# Short problem
Restate the full set of records exactly, word for word.

[Excerpts from a figure dataset]

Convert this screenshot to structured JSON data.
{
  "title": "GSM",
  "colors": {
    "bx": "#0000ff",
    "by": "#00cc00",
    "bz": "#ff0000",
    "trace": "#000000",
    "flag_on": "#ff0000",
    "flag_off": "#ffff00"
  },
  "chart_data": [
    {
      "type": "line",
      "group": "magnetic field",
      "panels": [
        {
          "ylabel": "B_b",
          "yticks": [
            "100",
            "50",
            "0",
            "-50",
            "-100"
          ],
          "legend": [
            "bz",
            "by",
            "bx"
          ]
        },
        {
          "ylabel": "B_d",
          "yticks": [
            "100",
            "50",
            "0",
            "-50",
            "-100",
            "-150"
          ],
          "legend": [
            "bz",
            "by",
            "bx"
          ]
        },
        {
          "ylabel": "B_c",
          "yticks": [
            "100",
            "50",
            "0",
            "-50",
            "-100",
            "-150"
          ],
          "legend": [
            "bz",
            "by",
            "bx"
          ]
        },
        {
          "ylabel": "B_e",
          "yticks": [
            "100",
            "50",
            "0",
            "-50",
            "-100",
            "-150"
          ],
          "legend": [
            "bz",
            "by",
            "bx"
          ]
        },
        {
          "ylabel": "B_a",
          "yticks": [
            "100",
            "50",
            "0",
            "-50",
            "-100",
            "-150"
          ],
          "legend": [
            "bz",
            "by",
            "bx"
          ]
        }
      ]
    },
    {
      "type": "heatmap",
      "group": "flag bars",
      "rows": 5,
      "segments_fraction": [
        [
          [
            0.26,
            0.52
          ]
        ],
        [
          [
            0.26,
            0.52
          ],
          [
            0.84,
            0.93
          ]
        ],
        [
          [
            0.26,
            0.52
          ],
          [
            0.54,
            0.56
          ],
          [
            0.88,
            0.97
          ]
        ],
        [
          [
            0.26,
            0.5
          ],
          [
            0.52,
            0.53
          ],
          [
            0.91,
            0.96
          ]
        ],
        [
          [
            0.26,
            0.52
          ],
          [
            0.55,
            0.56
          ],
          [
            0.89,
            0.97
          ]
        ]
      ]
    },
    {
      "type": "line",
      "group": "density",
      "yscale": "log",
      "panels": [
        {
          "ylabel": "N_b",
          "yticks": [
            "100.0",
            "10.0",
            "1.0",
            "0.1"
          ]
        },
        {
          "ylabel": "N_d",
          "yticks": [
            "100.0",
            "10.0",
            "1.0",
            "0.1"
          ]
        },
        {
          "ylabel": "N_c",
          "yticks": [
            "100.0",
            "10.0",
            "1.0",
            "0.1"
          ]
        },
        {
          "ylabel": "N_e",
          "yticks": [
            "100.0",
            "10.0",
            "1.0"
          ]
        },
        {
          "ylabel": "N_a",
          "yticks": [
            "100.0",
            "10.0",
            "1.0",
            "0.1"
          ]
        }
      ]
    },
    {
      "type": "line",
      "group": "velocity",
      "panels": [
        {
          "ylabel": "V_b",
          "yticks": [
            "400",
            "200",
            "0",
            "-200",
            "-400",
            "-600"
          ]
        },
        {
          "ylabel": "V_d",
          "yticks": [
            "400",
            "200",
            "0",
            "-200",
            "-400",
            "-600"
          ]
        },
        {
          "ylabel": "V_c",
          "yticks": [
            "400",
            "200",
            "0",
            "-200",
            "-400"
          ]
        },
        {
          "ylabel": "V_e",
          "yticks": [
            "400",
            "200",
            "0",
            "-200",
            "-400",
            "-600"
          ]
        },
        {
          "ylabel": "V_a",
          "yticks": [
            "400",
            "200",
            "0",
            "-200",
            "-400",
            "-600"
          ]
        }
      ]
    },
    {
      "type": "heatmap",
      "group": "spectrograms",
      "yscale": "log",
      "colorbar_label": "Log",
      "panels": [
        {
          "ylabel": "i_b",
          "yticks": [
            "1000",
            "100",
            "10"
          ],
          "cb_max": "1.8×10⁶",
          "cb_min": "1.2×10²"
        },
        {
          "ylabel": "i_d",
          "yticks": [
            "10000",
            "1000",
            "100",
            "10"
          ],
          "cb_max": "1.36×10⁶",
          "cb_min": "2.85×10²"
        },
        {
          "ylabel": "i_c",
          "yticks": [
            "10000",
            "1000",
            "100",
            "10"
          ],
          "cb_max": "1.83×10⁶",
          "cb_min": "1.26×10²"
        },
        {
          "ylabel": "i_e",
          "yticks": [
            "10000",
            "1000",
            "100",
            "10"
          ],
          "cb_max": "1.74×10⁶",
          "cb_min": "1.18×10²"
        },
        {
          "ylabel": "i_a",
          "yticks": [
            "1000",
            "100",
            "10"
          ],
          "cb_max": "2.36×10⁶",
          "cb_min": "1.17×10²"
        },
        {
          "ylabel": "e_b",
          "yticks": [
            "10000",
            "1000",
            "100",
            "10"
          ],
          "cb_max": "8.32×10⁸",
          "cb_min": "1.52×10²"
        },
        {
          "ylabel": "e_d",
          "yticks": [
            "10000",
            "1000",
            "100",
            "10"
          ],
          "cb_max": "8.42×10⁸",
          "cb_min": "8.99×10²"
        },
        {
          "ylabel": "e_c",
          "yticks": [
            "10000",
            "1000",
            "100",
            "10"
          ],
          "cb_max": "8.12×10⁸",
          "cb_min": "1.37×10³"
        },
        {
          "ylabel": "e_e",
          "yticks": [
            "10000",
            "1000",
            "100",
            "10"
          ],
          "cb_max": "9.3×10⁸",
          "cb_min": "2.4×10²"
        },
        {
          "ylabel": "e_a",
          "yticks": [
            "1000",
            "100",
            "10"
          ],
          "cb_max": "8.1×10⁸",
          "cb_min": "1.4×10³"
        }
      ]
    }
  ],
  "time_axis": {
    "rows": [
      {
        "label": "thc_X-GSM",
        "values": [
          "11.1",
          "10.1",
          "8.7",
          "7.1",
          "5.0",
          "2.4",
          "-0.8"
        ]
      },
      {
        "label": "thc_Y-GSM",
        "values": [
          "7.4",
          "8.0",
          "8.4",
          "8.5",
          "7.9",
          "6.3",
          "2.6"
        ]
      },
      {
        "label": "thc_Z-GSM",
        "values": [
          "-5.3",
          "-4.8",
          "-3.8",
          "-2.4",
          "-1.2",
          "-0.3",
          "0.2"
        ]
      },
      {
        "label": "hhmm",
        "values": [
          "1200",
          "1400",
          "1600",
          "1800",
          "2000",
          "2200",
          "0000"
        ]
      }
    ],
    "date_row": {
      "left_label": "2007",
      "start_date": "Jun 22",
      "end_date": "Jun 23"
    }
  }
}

# Reply to the task
Convert this screenshot to structured JSON data.
{
  "title": "GSM",
  "colors": {
    "bx": "#0000ff",
    "by": "#00cc00",
    "bz": "#ff0000",
    "trace": "#000000",
    "flag_on": "#ff0000",
    "flag_off": "#ffff00"
  },
  "chart_data": [
    {
      "type": "line",
      "group": "magnetic field",
      "panels": [
        {
          "ylabel": "B_b",
          "yticks": [
            "100",
            "50",
            "0",
            "-50",
            "-100"
          ],
          "legend": [
            "bz",
            "by",
            "bx"
          ]
        },
        {
          "ylabel": "B_d",
          "yticks": [
            "100",
            "50",
            "0",
            "-50",
            "-100",
            "-150"
          ],
          "legend": [
            "bz",
            "by",
            "bx"
          ]
        },
        {
          "ylabel": "B_c",
          "yticks": [
            "100",
            "50",
            "0",
            "-50",
            "-100",
            "-150"
          ],
          "legend": [
            "bz",
            "by",
            "bx"
          ]
        },
        {
          "ylabel": "B_e",
          "yticks": [
            "100",
            "50",
            "0",
            "-50",
            "-100",
            "-150"
          ],
          "legend": [
            "bz",
            "by",
            "bx"
          ]
        },
        {
          "ylabel": "B_a",
          "yticks": [
            "100",
            "50",
            "0",
            "-50",
            "-100",
            "-150"
          ],
          "legend": [
            "bz",
            "by",
            "bx"
          ]
        }
      ]
    },
    {
      "type": "heatmap",
      "group": "flag bars",
      "rows": 5,
      "segments_fraction": [
        [
          [
            0.26,
            0.52
          ]
        ],
        [
          [
            0.26,
            0.52
          ],
          [
            0.84,
            0.93
          ]
        ],
        [
          [
            0.26,
            0.52
          ],
          [
            0.54,
            0.56
          ],
          [
            0.88,
            0.97
          ]
        ],
        [
          [
            0.26,
            0.5
          ],
          [
            0.52,
            0.53
          ],
          [
            0.91,
            0.96
          ]
        ],
        [
          [
            0.26,
            0.52
          ],
          [
            0.55,
            0.56
          ],
          [
            0.89,
            0.97
          ]
        ]
      ]
    },
    {
      "type": "line",
      "group": "density",
      "yscale": "log",
      "panels": [
        {
          "ylabel": "N_b",
          "yticks": [
            "100.0",
            "10.0",
            "1.0",
            "0.1"
          ]
        },
        {
          "ylabel": "N_d",
          "yticks": [
            "100.0",
            "10.0",
            "1.0",
            "0.1"
          ]
        },
        {
          "ylabel": "N_c",
          "yticks": [
            "100.0",
            "10.0",
            "1.0",
            "0.1"
          ]
        },
        {
          "ylabel": "N_e",
          "yticks": [
            "100.0",
            "10.0",
            "1.0"
          ]
        },
        {
          "ylabel": "N_a",
          "yticks": [
            "100.0",
            "10.0",
            "1.0",
            "0.1"
          ]
        }
      ]
    },
    {
      "type": "line",
      "group": "velocity",
      "panels": [
        {
          "ylabel": "V_b",
          "yticks": [
            "400",
            "200",
            "0",
            "-200",
            "-400",
            "-600"
          ]
        },
        {
          "ylabel": "V_d",
          "yticks": [
            "400",
            "200",
            "0",
            "-200",
            "-400",
            "-600"
          ]
        },
        {
          "ylabel": "V_c",
          "yticks": [
            "400",
            "200",
            "0",
            "-200",
            "-400"
          ]
        },
        {
          "ylabel": "V_e",
          "yticks": [
            "400",
            "200",
            "0",
            "-200",
            "-400",
            "-600"
          ]
        },
        {
          "ylabel": "V_a",
          "yticks": [
            "400",
            "200",
            "0",
            "-200",
            "-400",
            "-600"
          ]
        }
      ]
    },
    {
      "type": "heatmap",
      "group": "spectrograms",
      "yscale": "log",
      "colorbar_label": "Log",
      "panels": [
        {
          "ylabel": "i_b",
          "yticks": [
            "1000",
            "100",
            "10"
          ],
          "cb_max": "1.8×10⁶",
          "cb_min": "1.2×10²"
        },
        {
          "ylabel": "i_d",
          "yticks": [
            "10000",
            "1000",
            "100",
            "10"
          ],
          "cb_max": "1.36×10⁶",
          "cb_min": "2.85×10²"
        },
        {
          "ylabel": "i_c",
          "yticks": [
            "10000",
            "1000",
            "100",
            "10"
          ],
          "cb_max": "1.83×10⁶",
          "cb_min": "1.26×10²"
        },
        {
          "ylabel": "i_e",
          "yticks": [
            "10000",
            "1000",
            "100",
            "10"
          ],
          "cb_max": "1.74×10⁶",
          "cb_min": "1.18×10²"
        },
        {
          "ylabel": "i_a",
          "yticks": [
            "1000",
            "100",
            "10"
          ],
          "cb_max": "2.36×10⁶",
          "cb_min": "1.17×10²"
        },
        {
          "ylabel": "e_b",
          "yticks": [
            "10000",
            "1000",
            "100",
            "10"
          ],
          "cb_max": "8.32×10⁸",
          "cb_min": "1.52×10²"
        },
        {
          "ylabel": "e_d",
          "yticks": [
            "10000",
            "1000",
            "100",
            "10"
          ],
          "cb_max": "8.42×10⁸",
          "cb_min": "8.99×10²"
        },
        {
          "ylabel": "e_c",
          "yticks": [
            "10000",
            "1000",
            "100",
            "10"
          ],
          "cb_max": "8.12×10⁸",
          "cb_min": "1.37×10³"
        },
        {
          "ylabel": "e_e",
          "yticks": [
            "10000",
            "1000",
            "100",
            "10"
          ],
          "cb_max": "9.3×10⁸",
          "cb_min": "2.4×10²"
        },
        {
          "ylabel": "e_a",
          "yticks": [
            "1000",
            "100",
            "10"
          ],
          "cb_max": "8.1×10⁸",
          "cb_min": "1.4×10³"
        }
      ]
    }
  ],
  "time_axis": {
    "rows": [
      {
        "label": "thc_X-GSM",
        "values": [
          "11.1",
          "10.1",
          "8.7",
          "7.1",
          "5.0",
          "2.4",
          "-0.8"
        ]
      },
      {
        "label": "thc_Y-GSM",
        "values": [
          "7.4",
          "8.0",
          "8.4",
          "8.5",
          "7.9",
          "6.3",
          "2.6"
        ]
      },
      {
        "label": "thc_Z-GSM",
        "values": [
          "-5.3",
          "-4.8",
          "-3.8",
          "-2.4",
          "-1.2",
          "-0.3",
          "0.2"
        ]
      },
      {
        "label": "hhmm",
        "values": [
          "1200",
          "1400",
          "1600",
          "1800",
          "2000",
          "2200",
          "0000"
        ]
      }
    ],
    "date_row": {
      "left_label": "2007",
      "start_date": "Jun 22",
      "end_date": "Jun 23"
    }
  }
}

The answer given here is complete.